• Document passage
────────────────────────────────────────

Federal Land and Water Power Grab

FEDS SUED OVER MASSIVE WATER-RULE POWER GRAB
Claiming control over ‘every pond, stream and ditch’ in country

By Bob Unruh
WND
JULY 16, 2015

NEW EPA RULE (pdf)
June 29, 2015. The rule will become effective on August 28, 2015.

A massive new power grab by bureaucrats in Washington that would give them control of “practically every pond, stream and ditch in the country” and the lands where they are is being challenged in court by a legal team that already has taken on – and defeated – federal efforts to run roughshod over Americans with water rules.

The newest fight is against the Environmental Protection Agency, the U.S. Army Corp of Engineers and others for their announcement, at the end of June, to vastly expand the jurisdictional term “waters of the United States” under the Clean Water Act.

A lawsuit was filed by the Pacific Legal Foundation because, as its principal attorney, M. Reed Hopper, explained, “This new regulation is an open-ended license for federal bureaucrats to assert control over nearly all of the nation’s water, and much of the property, from coast to coast.

Have a retention pond in a park? Could be subject the new regulation. A low area where rain runoff from your neighborhood drains? Same thing. Isolated puddles in a cow pasture? Look out.

In fact, Hopper said, “Under its vague and limitless terms, the only waters that are clearly not subject to federal regulatory power are a few that are expressly excluded in the Clean Water Act, including artificial reflective pools, ornamental waters, some ground water, and gullies.”

Plaintiffs include the Washington Cattlemen’s Association, California Cattlemen’s Association, New Mexico Cattle Growers Association, New Mexico Wool Growers Inc., New Mexico Federal Lands Council, Duarte Nursery Inc., Pierce Investment Co.’ LPF Properties and Hawks Co.

────────────────────────────────────────

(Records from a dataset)
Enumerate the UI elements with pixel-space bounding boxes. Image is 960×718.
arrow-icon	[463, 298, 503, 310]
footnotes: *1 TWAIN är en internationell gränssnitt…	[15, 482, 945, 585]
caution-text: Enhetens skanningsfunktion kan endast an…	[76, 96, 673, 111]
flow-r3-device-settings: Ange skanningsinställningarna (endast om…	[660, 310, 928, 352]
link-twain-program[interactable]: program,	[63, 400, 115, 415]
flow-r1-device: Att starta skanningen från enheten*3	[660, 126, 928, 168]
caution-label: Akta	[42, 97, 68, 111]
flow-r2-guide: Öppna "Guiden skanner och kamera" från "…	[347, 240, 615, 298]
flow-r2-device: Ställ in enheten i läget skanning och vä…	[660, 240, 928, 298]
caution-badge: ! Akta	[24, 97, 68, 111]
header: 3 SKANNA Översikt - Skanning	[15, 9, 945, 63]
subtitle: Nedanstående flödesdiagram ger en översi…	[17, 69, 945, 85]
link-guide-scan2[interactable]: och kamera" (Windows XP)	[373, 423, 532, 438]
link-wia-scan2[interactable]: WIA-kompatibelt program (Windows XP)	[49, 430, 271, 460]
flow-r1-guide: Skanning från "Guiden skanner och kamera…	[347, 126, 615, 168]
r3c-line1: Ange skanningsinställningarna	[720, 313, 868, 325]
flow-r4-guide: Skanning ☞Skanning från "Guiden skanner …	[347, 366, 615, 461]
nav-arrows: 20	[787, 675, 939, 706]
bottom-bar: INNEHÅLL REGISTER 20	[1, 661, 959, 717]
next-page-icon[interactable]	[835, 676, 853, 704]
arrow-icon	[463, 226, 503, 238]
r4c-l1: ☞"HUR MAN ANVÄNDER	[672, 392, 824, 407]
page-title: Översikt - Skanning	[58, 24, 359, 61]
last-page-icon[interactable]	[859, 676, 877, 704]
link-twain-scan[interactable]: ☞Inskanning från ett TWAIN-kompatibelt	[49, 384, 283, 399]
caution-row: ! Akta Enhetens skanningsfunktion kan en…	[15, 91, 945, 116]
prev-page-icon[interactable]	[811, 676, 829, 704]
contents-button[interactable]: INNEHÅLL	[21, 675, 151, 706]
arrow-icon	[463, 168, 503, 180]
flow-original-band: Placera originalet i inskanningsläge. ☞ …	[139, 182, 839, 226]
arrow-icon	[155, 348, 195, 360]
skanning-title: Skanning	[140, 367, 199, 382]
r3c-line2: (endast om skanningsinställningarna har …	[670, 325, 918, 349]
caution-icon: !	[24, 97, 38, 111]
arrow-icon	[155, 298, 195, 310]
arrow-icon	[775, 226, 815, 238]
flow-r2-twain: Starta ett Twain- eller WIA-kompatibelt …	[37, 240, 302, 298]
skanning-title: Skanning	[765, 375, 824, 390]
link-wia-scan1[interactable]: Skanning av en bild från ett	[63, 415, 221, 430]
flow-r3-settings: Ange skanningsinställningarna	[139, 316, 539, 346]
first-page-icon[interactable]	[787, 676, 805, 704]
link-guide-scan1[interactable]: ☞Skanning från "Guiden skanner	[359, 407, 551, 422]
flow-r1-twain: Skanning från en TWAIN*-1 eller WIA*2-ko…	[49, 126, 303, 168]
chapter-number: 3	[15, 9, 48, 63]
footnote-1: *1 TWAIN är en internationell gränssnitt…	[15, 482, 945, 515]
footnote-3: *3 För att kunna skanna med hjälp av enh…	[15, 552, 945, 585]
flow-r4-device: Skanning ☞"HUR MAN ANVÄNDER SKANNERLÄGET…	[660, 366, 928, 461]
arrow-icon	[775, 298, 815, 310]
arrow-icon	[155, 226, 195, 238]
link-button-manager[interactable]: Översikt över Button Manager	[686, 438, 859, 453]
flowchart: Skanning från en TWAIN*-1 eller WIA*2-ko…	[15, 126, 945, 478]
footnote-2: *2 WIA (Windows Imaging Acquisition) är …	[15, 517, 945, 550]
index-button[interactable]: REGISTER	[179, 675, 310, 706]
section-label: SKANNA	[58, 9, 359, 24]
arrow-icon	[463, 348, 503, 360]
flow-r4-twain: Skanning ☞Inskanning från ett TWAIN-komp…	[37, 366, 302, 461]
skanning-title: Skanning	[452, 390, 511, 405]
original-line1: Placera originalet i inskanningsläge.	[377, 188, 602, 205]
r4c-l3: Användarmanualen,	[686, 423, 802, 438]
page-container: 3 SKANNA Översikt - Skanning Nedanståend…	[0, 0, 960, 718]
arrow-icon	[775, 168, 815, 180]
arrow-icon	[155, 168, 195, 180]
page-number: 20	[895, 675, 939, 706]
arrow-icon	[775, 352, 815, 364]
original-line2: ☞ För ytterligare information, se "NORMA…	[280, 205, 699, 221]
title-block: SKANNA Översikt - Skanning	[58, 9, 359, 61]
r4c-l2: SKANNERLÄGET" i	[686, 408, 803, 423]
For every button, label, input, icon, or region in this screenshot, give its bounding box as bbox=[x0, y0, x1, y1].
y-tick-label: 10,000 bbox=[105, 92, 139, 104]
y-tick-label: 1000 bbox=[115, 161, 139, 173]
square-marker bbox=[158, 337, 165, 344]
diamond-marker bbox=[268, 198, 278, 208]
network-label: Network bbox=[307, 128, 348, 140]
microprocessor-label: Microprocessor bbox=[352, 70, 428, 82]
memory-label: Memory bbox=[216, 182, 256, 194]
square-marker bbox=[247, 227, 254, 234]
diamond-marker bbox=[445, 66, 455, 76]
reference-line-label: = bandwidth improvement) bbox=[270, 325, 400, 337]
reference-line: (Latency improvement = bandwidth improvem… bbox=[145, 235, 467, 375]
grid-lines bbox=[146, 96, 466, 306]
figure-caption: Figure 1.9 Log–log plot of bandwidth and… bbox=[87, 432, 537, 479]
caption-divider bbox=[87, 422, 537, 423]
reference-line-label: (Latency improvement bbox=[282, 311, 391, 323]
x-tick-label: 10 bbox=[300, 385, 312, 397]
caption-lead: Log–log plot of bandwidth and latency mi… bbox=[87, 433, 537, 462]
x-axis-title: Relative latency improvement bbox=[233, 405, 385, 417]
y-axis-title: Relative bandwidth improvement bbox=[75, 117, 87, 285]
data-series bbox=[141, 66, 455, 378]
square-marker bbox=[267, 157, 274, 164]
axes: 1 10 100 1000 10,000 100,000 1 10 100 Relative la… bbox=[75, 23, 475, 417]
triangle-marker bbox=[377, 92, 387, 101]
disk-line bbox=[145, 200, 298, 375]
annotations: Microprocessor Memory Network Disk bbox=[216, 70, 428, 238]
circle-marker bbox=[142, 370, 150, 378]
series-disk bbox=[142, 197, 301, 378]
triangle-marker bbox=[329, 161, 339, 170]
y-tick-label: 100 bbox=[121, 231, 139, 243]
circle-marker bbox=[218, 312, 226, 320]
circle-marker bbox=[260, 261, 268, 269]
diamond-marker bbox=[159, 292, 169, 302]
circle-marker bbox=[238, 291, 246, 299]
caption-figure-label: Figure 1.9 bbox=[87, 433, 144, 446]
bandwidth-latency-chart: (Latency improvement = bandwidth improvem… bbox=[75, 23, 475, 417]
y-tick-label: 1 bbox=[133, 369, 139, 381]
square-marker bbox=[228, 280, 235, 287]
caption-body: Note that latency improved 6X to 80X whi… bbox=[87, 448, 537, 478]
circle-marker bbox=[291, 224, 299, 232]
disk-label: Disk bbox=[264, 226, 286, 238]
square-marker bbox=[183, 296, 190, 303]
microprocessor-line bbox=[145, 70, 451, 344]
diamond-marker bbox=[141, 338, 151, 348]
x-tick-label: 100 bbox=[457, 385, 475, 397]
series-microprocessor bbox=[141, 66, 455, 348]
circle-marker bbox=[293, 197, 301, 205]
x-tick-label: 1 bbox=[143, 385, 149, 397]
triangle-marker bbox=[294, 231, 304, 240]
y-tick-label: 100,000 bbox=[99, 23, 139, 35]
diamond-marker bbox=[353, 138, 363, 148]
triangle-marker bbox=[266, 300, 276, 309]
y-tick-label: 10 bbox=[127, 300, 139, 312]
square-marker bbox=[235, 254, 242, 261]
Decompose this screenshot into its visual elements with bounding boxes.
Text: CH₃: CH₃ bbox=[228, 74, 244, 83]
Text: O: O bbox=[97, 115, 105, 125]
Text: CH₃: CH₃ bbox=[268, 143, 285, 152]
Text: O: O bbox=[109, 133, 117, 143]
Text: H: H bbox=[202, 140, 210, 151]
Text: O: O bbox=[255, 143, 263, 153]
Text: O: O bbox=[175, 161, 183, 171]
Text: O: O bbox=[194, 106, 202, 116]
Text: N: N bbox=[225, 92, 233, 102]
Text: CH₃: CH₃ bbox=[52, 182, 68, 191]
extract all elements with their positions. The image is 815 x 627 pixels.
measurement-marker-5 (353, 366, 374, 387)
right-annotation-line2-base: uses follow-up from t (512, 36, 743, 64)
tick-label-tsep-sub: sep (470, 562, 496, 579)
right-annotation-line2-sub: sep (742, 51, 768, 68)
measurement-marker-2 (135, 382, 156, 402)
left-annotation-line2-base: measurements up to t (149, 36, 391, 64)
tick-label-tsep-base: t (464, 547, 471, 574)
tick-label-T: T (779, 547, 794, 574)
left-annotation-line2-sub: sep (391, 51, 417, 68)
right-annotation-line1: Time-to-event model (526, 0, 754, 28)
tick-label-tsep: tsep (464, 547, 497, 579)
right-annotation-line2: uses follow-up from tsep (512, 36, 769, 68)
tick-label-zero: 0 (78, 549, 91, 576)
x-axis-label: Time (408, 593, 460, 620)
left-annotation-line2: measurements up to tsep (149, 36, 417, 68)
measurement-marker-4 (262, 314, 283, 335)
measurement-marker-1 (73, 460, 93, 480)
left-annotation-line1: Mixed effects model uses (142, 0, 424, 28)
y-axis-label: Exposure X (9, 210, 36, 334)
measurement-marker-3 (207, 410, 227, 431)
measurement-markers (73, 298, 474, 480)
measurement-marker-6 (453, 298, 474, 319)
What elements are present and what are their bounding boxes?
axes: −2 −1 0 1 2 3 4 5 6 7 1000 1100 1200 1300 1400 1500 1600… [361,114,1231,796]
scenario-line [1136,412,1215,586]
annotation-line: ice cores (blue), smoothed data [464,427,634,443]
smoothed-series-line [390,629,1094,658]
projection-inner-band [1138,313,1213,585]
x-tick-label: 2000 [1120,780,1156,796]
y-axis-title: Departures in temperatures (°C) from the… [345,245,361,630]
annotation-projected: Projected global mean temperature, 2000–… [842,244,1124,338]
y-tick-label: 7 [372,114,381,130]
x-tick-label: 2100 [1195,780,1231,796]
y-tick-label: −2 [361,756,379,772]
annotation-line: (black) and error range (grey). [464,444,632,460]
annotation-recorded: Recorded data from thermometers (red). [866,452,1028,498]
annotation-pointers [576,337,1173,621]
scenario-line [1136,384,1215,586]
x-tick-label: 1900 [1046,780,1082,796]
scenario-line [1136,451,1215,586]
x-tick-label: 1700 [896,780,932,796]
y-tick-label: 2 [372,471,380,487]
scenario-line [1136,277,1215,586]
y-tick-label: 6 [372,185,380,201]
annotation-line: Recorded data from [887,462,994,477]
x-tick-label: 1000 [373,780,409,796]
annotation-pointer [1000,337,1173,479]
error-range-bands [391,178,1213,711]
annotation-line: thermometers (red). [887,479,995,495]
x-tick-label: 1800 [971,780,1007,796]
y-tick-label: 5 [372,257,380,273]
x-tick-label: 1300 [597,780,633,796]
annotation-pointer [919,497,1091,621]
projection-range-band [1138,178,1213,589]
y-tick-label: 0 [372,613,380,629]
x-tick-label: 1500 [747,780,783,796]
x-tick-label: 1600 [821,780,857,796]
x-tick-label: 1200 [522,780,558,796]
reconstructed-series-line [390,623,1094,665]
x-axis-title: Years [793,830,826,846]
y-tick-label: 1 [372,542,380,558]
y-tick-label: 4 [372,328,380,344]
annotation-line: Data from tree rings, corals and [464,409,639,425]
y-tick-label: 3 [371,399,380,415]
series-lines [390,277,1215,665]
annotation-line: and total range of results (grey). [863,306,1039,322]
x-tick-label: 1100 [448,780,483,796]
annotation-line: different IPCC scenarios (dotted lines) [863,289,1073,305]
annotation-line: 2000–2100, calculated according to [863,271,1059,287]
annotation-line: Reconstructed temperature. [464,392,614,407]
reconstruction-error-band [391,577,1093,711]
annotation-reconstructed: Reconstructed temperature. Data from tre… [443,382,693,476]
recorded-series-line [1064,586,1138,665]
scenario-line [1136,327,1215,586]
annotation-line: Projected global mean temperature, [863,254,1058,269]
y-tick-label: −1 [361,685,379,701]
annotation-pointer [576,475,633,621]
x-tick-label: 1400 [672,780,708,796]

────────────────────────────────────────

• Your instructions
From the water-rule article, reproduce verbatim the part that opens with the words containing "FEDS SUED OVER" and closes with "August 28, 2015.".

• Complete response
FEDS SUED OVER MASSIVE WATER-RULE POWER GRAB
Claiming control over ‘every pond, stream and ditch’ in country

By Bob Unruh
WND
JULY 16, 2015

NEW EPA RULE (pdf)
June 29, 2015. The rule will become effective on August 28, 2015.